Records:

>> Begin

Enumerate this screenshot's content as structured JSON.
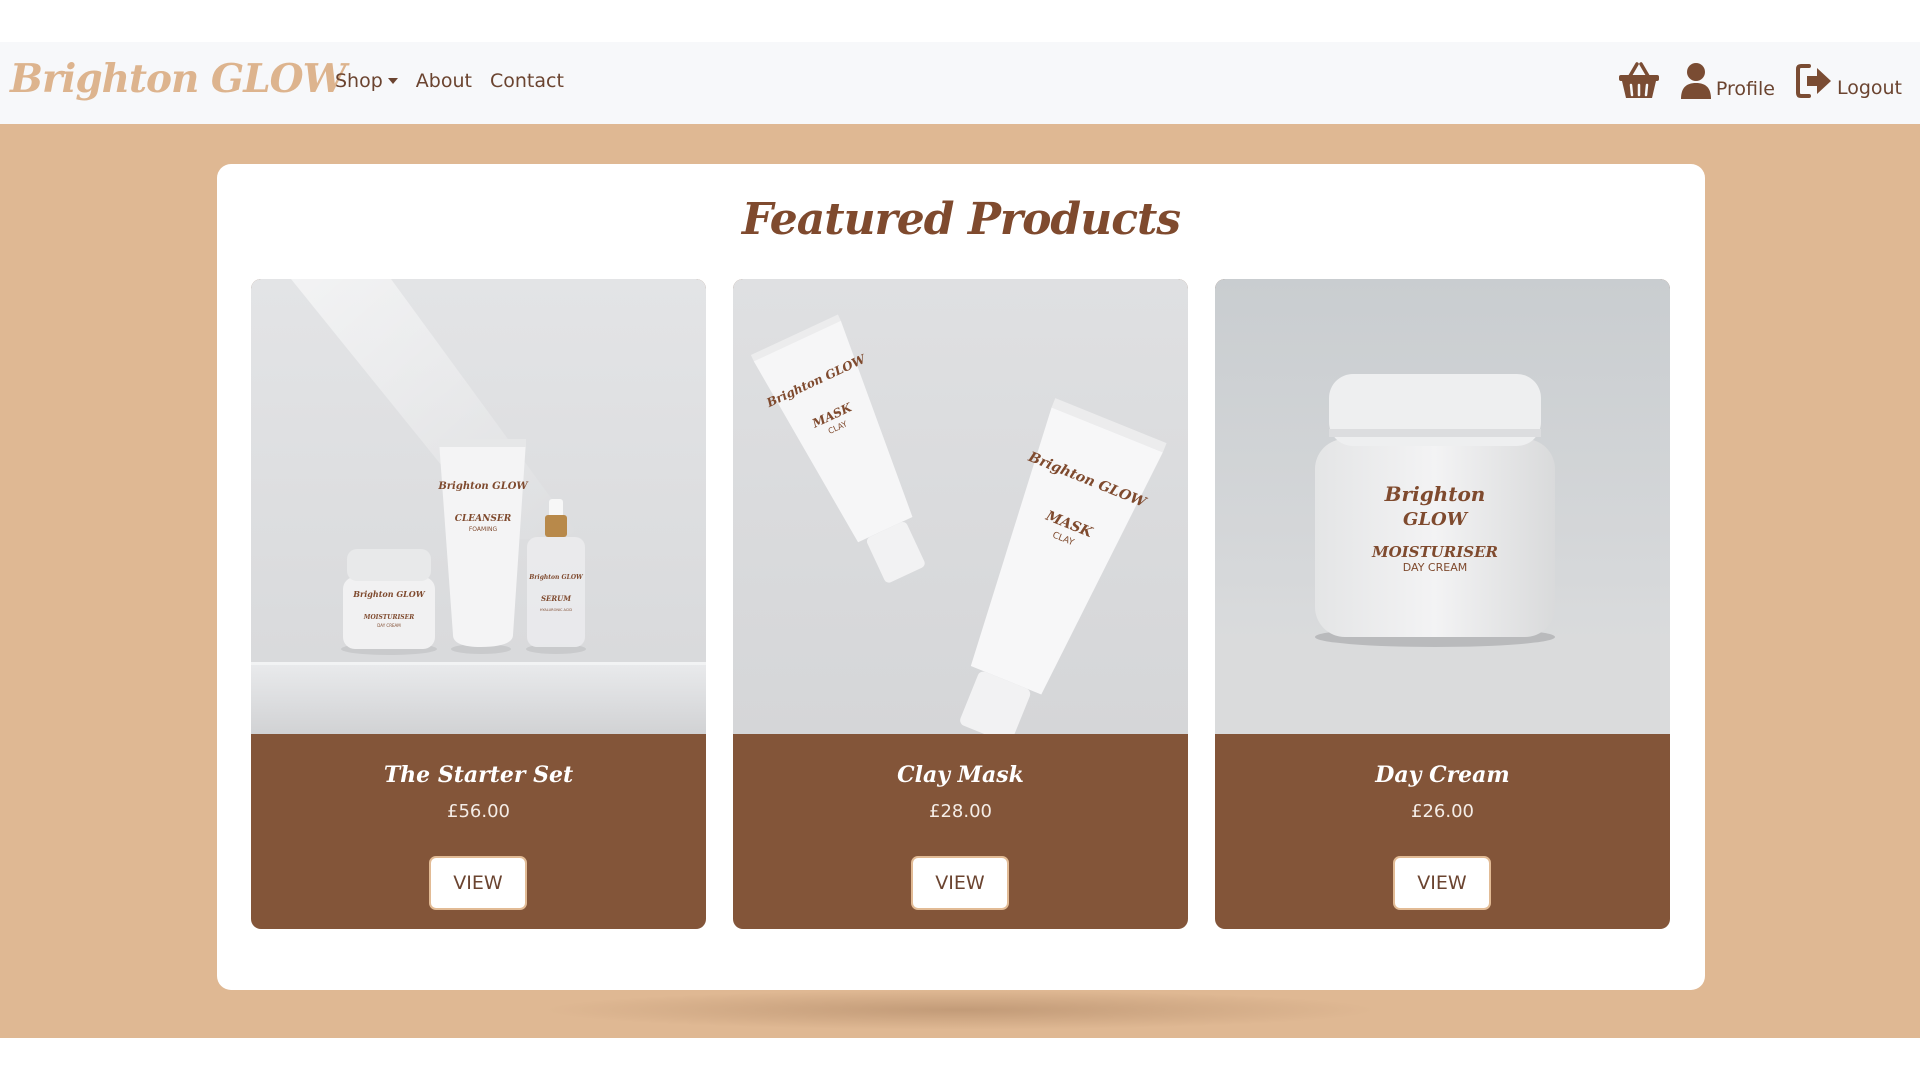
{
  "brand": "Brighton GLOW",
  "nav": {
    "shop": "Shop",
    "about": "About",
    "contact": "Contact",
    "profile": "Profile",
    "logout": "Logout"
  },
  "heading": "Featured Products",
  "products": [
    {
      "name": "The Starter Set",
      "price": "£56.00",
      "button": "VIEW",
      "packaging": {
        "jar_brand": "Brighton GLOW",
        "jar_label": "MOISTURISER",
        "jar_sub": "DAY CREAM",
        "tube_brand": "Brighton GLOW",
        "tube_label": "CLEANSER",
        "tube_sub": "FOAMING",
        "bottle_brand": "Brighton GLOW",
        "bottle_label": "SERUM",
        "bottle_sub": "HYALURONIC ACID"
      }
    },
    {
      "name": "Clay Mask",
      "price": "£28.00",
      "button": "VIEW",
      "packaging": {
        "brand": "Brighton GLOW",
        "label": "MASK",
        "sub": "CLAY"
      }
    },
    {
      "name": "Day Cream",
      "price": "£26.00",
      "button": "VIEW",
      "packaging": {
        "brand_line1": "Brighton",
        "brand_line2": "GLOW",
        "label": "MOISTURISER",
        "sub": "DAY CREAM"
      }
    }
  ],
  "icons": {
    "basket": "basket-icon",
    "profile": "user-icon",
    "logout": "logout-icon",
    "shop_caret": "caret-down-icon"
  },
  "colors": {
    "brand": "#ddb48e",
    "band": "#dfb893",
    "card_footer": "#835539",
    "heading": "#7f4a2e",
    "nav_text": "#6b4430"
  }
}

>> End

Work to do:
Pictures are not part of the copy; output everything else in the records exactly.

Solution to the problem:
Enumerate this screenshot's content as structured JSON.
{
  "brand": "Brighton GLOW",
  "nav": {
    "shop": "Shop",
    "about": "About",
    "contact": "Contact",
    "profile": "Profile",
    "logout": "Logout"
  },
  "heading": "Featured Products",
  "products": [
    {
      "name": "The Starter Set",
      "price": "£56.00",
      "button": "VIEW",
      "packaging": {
        "jar_brand": "Brighton GLOW",
        "jar_label": "MOISTURISER",
        "jar_sub": "DAY CREAM",
        "tube_brand": "Brighton GLOW",
        "tube_label": "CLEANSER",
        "tube_sub": "FOAMING",
        "bottle_brand": "Brighton GLOW",
        "bottle_label": "SERUM",
        "bottle_sub": "HYALURONIC ACID"
      }
    },
    {
      "name": "Clay Mask",
      "price": "£28.00",
      "button": "VIEW",
      "packaging": {
        "brand": "Brighton GLOW",
        "label": "MASK",
        "sub": "CLAY"
      }
    },
    {
      "name": "Day Cream",
      "price": "£26.00",
      "button": "VIEW",
      "packaging": {
        "brand_line1": "Brighton",
        "brand_line2": "GLOW",
        "label": "MOISTURISER",
        "sub": "DAY CREAM"
      }
    }
  ],
  "icons": {
    "basket": "basket-icon",
    "profile": "user-icon",
    "logout": "logout-icon",
    "shop_caret": "caret-down-icon"
  },
  "colors": {
    "brand": "#ddb48e",
    "band": "#dfb893",
    "card_footer": "#835539",
    "heading": "#7f4a2e",
    "nav_text": "#6b4430"
  }
}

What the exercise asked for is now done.